[Dataset items]

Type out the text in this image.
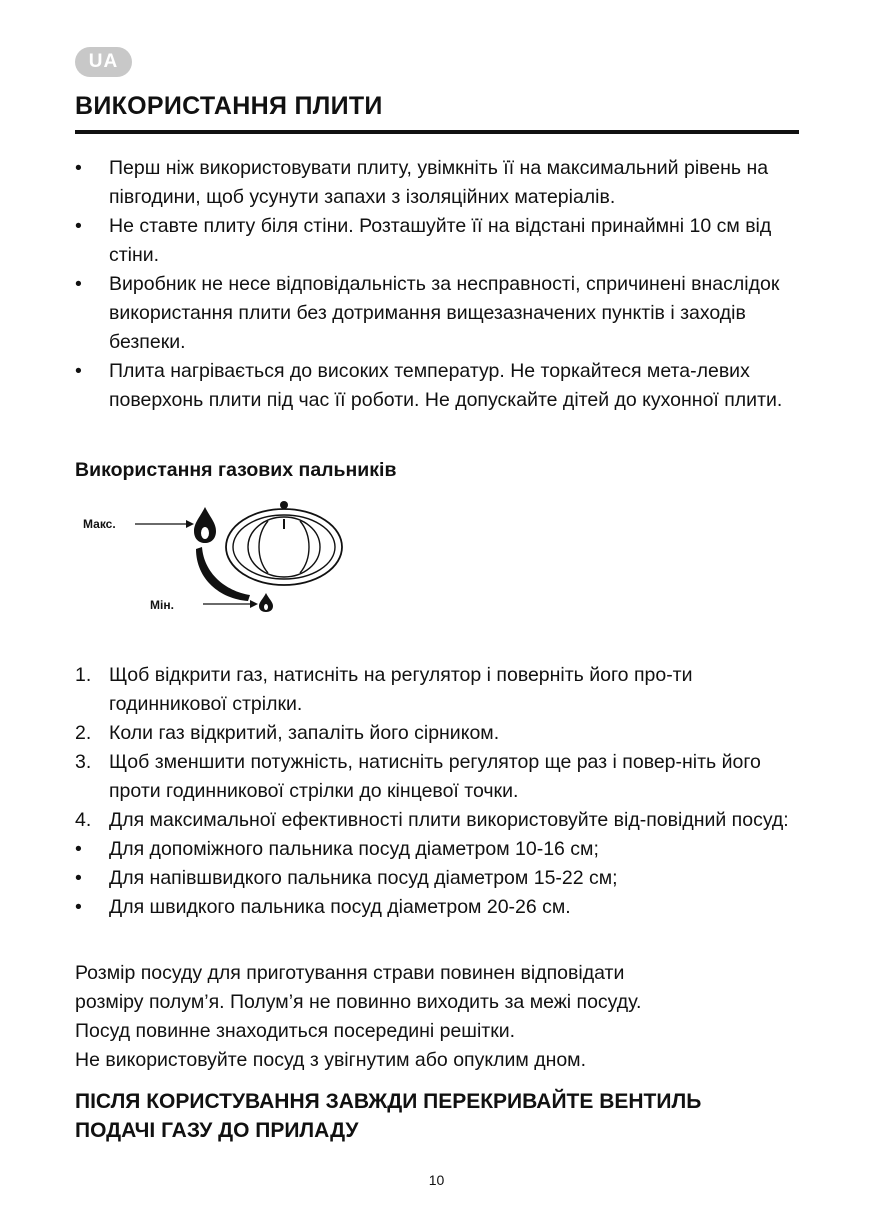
UA
ВИКОРИСТАННЯ ПЛИТИ
• Перш ніж використовувати плиту, увімкніть її на максимальний рівень на півгодини, щоб усунути запахи з ізоляційних матеріалів.
• Не ставте плиту біля стіни. Розташуйте її на відстані принаймні 10 см від стіни.
• Виробник не несе відповідальність за несправності, спричинені внаслідок використання плити без дотримання вищезазначених пунктів і заходів безпеки.
• Плита нагрівається до високих температур. Не торкайтеся мета-левих поверхонь плити під час її роботи. Не допускайте дітей до кухонної плити.
Використання газових пальників
Макс.
Мін.
1. Щоб відкрити газ, натисніть на регулятор і поверніть його про-ти годинникової стрілки.
2. Коли газ відкритий, запаліть його сірником.
3. Щоб зменшити потужність, натисніть регулятор ще раз і повер-ніть його проти годинникової стрілки до кінцевої точки.
4. Для максимальної ефективності плити використовуйте від-повідний посуд:
• Для допоміжного пальника посуд діаметром 10-16 см;
• Для напівшвидкого пальника посуд діаметром 15-22 см;
• Для швидкого пальника посуд діаметром 20-26 см.
Розмір посуду для приготування страви повинен відповідати
розміру полум’я. Полум’я не повинно виходить за межі посуду.
Посуд повинне знаходиться посередині решітки.
Не використовуйте посуд з увігнутим або опуклим дном.
ПІСЛЯ КОРИСТУВАННЯ ЗАВЖДИ ПЕРЕКРИВАЙТЕ ВЕНТИЛЬ
ПОДАЧІ ГАЗУ ДО ПРИЛАДУ
10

# Do this
All entries must be written out again exactly as given, with no pictures in the copy.

# Final result
Type out the text in this image.
UA
ВИКОРИСТАННЯ ПЛИТИ
• Перш ніж використовувати плиту, увімкніть її на максимальний рівень на півгодини, щоб усунути запахи з ізоляційних матеріалів.
• Не ставте плиту біля стіни. Розташуйте її на відстані принаймні 10 см від стіни.
• Виробник не несе відповідальність за несправності, спричинені внаслідок використання плити без дотримання вищезазначених пунктів і заходів безпеки.
• Плита нагрівається до високих температур. Не торкайтеся мета-левих поверхонь плити під час її роботи. Не допускайте дітей до кухонної плити.
Використання газових пальників
Макс.
Мін.
1. Щоб відкрити газ, натисніть на регулятор і поверніть його про-ти годинникової стрілки.
2. Коли газ відкритий, запаліть його сірником.
3. Щоб зменшити потужність, натисніть регулятор ще раз і повер-ніть його проти годинникової стрілки до кінцевої точки.
4. Для максимальної ефективності плити використовуйте від-повідний посуд:
• Для допоміжного пальника посуд діаметром 10-16 см;
• Для напівшвидкого пальника посуд діаметром 15-22 см;
• Для швидкого пальника посуд діаметром 20-26 см.
Розмір посуду для приготування страви повинен відповідати
розміру полум’я. Полум’я не повинно виходить за межі посуду.
Посуд повинне знаходиться посередині решітки.
Не використовуйте посуд з увігнутим або опуклим дном.
ПІСЛЯ КОРИСТУВАННЯ ЗАВЖДИ ПЕРЕКРИВАЙТЕ ВЕНТИЛЬ
ПОДАЧІ ГАЗУ ДО ПРИЛАДУ
10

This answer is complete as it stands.